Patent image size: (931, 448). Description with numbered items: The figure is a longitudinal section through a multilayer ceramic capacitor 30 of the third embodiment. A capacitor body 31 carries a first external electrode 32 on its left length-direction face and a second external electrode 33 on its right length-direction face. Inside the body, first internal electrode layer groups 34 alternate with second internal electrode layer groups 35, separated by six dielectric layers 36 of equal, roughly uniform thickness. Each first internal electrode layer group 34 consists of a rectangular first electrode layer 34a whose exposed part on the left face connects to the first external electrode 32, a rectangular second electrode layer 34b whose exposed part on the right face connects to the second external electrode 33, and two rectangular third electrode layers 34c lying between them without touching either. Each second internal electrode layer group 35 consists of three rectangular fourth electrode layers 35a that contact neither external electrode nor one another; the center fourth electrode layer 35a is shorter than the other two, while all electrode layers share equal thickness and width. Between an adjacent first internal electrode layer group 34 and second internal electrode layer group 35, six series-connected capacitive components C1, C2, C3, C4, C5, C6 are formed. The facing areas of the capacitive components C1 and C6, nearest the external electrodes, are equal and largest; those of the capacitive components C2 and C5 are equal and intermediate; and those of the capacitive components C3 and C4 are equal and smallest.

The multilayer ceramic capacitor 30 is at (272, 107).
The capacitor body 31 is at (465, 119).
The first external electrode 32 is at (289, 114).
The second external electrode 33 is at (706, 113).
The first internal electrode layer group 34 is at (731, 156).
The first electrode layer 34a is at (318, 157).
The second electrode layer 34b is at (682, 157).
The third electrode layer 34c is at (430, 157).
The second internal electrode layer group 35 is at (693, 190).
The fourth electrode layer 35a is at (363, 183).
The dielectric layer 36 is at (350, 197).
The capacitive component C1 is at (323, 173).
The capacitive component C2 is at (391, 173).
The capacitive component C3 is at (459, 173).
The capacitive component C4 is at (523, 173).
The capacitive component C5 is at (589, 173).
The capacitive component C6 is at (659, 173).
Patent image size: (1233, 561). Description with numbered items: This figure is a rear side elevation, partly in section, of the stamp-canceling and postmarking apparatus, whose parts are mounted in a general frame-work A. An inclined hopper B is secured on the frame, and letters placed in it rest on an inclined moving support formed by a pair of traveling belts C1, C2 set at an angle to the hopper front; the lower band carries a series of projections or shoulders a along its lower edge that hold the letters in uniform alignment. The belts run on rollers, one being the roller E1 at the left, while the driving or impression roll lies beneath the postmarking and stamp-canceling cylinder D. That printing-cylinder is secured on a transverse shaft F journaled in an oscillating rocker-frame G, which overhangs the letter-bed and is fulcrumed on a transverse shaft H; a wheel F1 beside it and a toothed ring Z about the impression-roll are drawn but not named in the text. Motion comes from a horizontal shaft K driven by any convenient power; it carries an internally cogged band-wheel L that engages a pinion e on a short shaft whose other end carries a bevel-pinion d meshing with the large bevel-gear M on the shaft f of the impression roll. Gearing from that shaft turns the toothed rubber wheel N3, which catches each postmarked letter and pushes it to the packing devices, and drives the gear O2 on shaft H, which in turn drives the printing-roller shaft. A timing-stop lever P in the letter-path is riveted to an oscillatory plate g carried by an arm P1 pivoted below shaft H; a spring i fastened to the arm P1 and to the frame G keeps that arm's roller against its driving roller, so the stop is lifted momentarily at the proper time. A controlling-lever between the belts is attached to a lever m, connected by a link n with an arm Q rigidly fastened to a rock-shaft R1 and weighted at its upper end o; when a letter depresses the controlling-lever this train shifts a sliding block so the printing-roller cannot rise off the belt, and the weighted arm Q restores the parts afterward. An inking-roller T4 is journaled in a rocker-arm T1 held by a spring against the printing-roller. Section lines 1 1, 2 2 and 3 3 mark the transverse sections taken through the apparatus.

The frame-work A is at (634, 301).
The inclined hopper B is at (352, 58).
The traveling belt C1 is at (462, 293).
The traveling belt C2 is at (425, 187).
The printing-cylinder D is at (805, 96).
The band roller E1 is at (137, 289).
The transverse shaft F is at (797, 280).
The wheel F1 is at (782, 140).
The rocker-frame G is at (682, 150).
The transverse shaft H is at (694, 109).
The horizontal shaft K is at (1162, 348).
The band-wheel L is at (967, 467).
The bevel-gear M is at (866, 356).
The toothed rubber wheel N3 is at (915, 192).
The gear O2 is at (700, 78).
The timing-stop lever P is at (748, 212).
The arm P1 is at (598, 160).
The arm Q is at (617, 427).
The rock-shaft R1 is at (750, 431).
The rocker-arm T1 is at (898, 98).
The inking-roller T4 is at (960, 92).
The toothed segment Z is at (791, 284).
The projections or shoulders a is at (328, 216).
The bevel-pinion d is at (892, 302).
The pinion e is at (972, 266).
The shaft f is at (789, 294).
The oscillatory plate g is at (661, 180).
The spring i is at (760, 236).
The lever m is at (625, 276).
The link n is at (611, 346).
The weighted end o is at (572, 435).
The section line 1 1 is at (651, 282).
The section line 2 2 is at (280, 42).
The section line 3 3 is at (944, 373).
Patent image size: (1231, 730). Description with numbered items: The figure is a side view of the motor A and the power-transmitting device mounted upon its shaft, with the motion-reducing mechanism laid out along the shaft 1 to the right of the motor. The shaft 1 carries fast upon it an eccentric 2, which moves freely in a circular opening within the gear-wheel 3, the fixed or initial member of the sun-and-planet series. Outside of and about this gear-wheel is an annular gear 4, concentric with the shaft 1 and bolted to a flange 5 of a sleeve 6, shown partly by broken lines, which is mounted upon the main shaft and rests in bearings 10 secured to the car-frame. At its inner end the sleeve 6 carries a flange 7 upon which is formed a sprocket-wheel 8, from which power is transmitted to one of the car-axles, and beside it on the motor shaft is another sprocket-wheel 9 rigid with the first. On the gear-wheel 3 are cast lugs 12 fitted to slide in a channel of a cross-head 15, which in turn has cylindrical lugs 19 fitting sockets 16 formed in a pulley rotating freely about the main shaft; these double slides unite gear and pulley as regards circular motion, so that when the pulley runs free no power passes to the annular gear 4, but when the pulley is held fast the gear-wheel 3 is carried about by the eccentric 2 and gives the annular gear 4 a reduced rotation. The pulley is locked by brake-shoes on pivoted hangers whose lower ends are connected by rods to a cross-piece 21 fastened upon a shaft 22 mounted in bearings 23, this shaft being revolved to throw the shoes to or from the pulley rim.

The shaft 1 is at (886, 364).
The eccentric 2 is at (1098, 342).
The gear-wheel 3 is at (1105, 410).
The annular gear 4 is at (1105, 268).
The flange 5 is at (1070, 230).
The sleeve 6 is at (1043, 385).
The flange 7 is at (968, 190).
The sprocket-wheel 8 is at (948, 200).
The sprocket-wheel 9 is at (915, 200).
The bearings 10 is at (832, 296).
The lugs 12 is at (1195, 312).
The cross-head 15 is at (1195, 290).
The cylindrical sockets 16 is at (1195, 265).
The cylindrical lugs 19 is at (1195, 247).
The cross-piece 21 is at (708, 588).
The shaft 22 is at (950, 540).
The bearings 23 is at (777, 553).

________________________

# Opdracht
Zet alle bovenstaande gegevens om in een Markdown-tabel met de kolommen "Nr" en "Regel", waarbij elke regel een eigen rij met volgnummer krijgt. Laat lege regels weg.

# Uitwerking
| Nr | Regel |
|---|---|
| 1 | Patent image size: (931, 448). Description with numbered items: The figure is a longitudinal section through a multilayer ceramic capacitor 30 of the third embodiment. A capacitor body 31 carries a first external electrode 32 on its left length-direction face and a second external electrode 33 on its right length-direction face. Inside the body, first internal electrode layer groups 34 alternate with second internal electrode layer groups 35, separated by six dielectric layers 36 of equal, roughly uniform thickness. Each first internal electrode layer group 34 consists of a rectangular first electrode layer 34a whose exposed part on the left face connects to the first external electrode 32, a rectangular second electrode layer 34b whose exposed part on the right face connects to the second external electrode 33, and two rectangular third electrode layers 34c lying between them without touching either. Each second internal electrode layer group 35 consists of three rectangular fourth electrode layers 35a that contact neither external electrode nor one another; the center fourth electrode layer 35a is shorter than the other two, while all electrode layers share equal thickness and width. Between an adjacent first internal electrode layer group 34 and second internal electrode layer group 35, six series-connected capacitive components C1, C2, C3, C4, C5, C6 are formed. The facing areas of the capacitive components C1 and C6, nearest the external electrodes, are equal and largest; those of the capacitive components C2 and C5 are equal and intermediate; and those of the capacitive components C3 and C4 are equal and smallest. |
| 2 | The multilayer ceramic capacitor 30 is at (272, 107). |
| 3 | The capacitor body 31 is at (465, 119). |
| 4 | The first external electrode 32 is at (289, 114). |
| 5 | The second external electrode 33 is at (706, 113). |
| 6 | The first internal electrode layer group 34 is at (731, 156). |
| 7 | The first electrode layer 34a is at (318, 157). |
| 8 | The second electrode layer 34b is at (682, 157). |
| 9 | The third electrode layer 34c is at (430, 157). |
| 10 | The second internal electrode layer group 35 is at (693, 190). |
| 11 | The fourth electrode layer 35a is at (363, 183). |
| 12 | The dielectric layer 36 is at (350, 197). |
| 13 | The capacitive component C1 is at (323, 173). |
| 14 | The capacitive component C2 is at (391, 173). |
| 15 | The capacitive component C3 is at (459, 173). |
| 16 | The capacitive component C4 is at (523, 173). |
| 17 | The capacitive component C5 is at (589, 173). |
| 18 | The capacitive component C6 is at (659, 173). |
| 19 | Patent image size: (1233, 561). Description with numbered items: This figure is a rear side elevation, partly in section, of the stamp-canceling and postmarking apparatus, whose parts are mounted in a general frame-work A. An inclined hopper B is secured on the frame, and letters placed in it rest on an inclined moving support formed by a pair of traveling belts C1, C2 set at an angle to the hopper front; the lower band carries a series of projections or shoulders a along its lower edge that hold the letters in uniform alignment. The belts run on rollers, one being the roller E1 at the left, while the driving or impression roll lies beneath the postmarking and stamp-canceling cylinder D. That printing-cylinder is secured on a transverse shaft F journaled in an oscillating rocker-frame G, which overhangs the letter-bed and is fulcrumed on a transverse shaft H; a wheel F1 beside it and a toothed ring Z about the impression-roll are drawn but not named in the text. Motion comes from a horizontal shaft K driven by any convenient power; it carries an internally cogged band-wheel L that engages a pinion e on a short shaft whose other end carries a bevel-pinion d meshing with the large bevel-gear M on the shaft f of the impression roll. Gearing from that shaft turns the toothed rubber wheel N3, which catches each postmarked letter and pushes it to the packing devices, and drives the gear O2 on shaft H, which in turn drives the printing-roller shaft. A timing-stop lever P in the letter-path is riveted to an oscillatory plate g carried by an arm P1 pivoted below shaft H; a spring i fastened to the arm P1 and to the frame G keeps that arm's roller against its driving roller, so the stop is lifted momentarily at the proper time. A controlling-lever between the belts is attached to a lever m, connected by a link n with an arm Q rigidly fastened to a rock-shaft R1 and weighted at its upper end o; when a letter depresses the controlling-lever this train shifts a sliding block so the printing-roller cannot rise off the belt, and the weighted arm Q restores the parts afterward. An inking-roller T4 is journaled in a rocker-arm T1 held by a spring against the printing-roller. Section lines 1 1, 2 2 and 3 3 mark the transverse sections taken through the apparatus. |
| 20 | The frame-work A is at (634, 301). |
| 21 | The inclined hopper B is at (352, 58). |
| 22 | The traveling belt C1 is at (462, 293). |
| 23 | The traveling belt C2 is at (425, 187). |
| 24 | The printing-cylinder D is at (805, 96). |
| 25 | The band roller E1 is at (137, 289). |
| 26 | The transverse shaft F is at (797, 280). |
| 27 | The wheel F1 is at (782, 140). |
| 28 | The rocker-frame G is at (682, 150). |
| 29 | The transverse shaft H is at (694, 109). |
| 30 | The horizontal shaft K is at (1162, 348). |
| 31 | The band-wheel L is at (967, 467). |
| 32 | The bevel-gear M is at (866, 356). |
| 33 | The toothed rubber wheel N3 is at (915, 192). |
| 34 | The gear O2 is at (700, 78). |
| 35 | The timing-stop lever P is at (748, 212). |
| 36 | The arm P1 is at (598, 160). |
| 37 | The arm Q is at (617, 427). |
| 38 | The rock-shaft R1 is at (750, 431). |
| 39 | The rocker-arm T1 is at (898, 98). |
| 40 | The inking-roller T4 is at (960, 92). |
| 41 | The toothed segment Z is at (791, 284). |
| 42 | The projections or shoulders a is at (328, 216). |
| 43 | The bevel-pinion d is at (892, 302). |
| 44 | The pinion e is at (972, 266). |
| 45 | The shaft f is at (789, 294). |
| 46 | The oscillatory plate g is at (661, 180). |
| 47 | The spring i is at (760, 236). |
| 48 | The lever m is at (625, 276). |
| 49 | The link n is at (611, 346). |
| 50 | The weighted end o is at (572, 435). |
| 51 | The section line 1 1 is at (651, 282). |
| 52 | The section line 2 2 is at (280, 42). |
| 53 | The section line 3 3 is at (944, 373). |
| 54 | Patent image size: (1231, 730). Description with numbered items: The figure is a side view of the motor A and the power-transmitting device mounted upon its shaft, with the motion-reducing mechanism laid out along the shaft 1 to the right of the motor. The shaft 1 carries fast upon it an eccentric 2, which moves freely in a circular opening within the gear-wheel 3, the fixed or initial member of the sun-and-planet series. Outside of and about this gear-wheel is an annular gear 4, concentric with the shaft 1 and bolted to a flange 5 of a sleeve 6, shown partly by broken lines, which is mounted upon the main shaft and rests in bearings 10 secured to the car-frame. At its inner end the sleeve 6 carries a flange 7 upon which is formed a sprocket-wheel 8, from which power is transmitted to one of the car-axles, and beside it on the motor shaft is another sprocket-wheel 9 rigid with the first. On the gear-wheel 3 are cast lugs 12 fitted to slide in a channel of a cross-head 15, which in turn has cylindrical lugs 19 fitting sockets 16 formed in a pulley rotating freely about the main shaft; these double slides unite gear and pulley as regards circular motion, so that when the pulley runs free no power passes to the annular gear 4, but when the pulley is held fast the gear-wheel 3 is carried about by the eccentric 2 and gives the annular gear 4 a reduced rotation. The pulley is locked by brake-shoes on pivoted hangers whose lower ends are connected by rods to a cross-piece 21 fastened upon a shaft 22 mounted in bearings 23, this shaft being revolved to throw the shoes to or from the pulley rim. |
| 55 | The shaft 1 is at (886, 364). |
| 56 | The eccentric 2 is at (1098, 342). |
| 57 | The gear-wheel 3 is at (1105, 410). |
| 58 | The annular gear 4 is at (1105, 268). |
| 59 | The flange 5 is at (1070, 230). |
| 60 | The sleeve 6 is at (1043, 385). |
| 61 | The flange 7 is at (968, 190). |
| 62 | The sprocket-wheel 8 is at (948, 200). |
| 63 | The sprocket-wheel 9 is at (915, 200). |
| 64 | The bearings 10 is at (832, 296). |
| 65 | The lugs 12 is at (1195, 312). |
| 66 | The cross-head 15 is at (1195, 290). |
| 67 | The cylindrical sockets 16 is at (1195, 265). |
| 68 | The cylindrical lugs 19 is at (1195, 247). |
| 69 | The cross-piece 21 is at (708, 588). |
| 70 | The shaft 22 is at (950, 540). |
| 71 | The bearings 23 is at (777, 553). |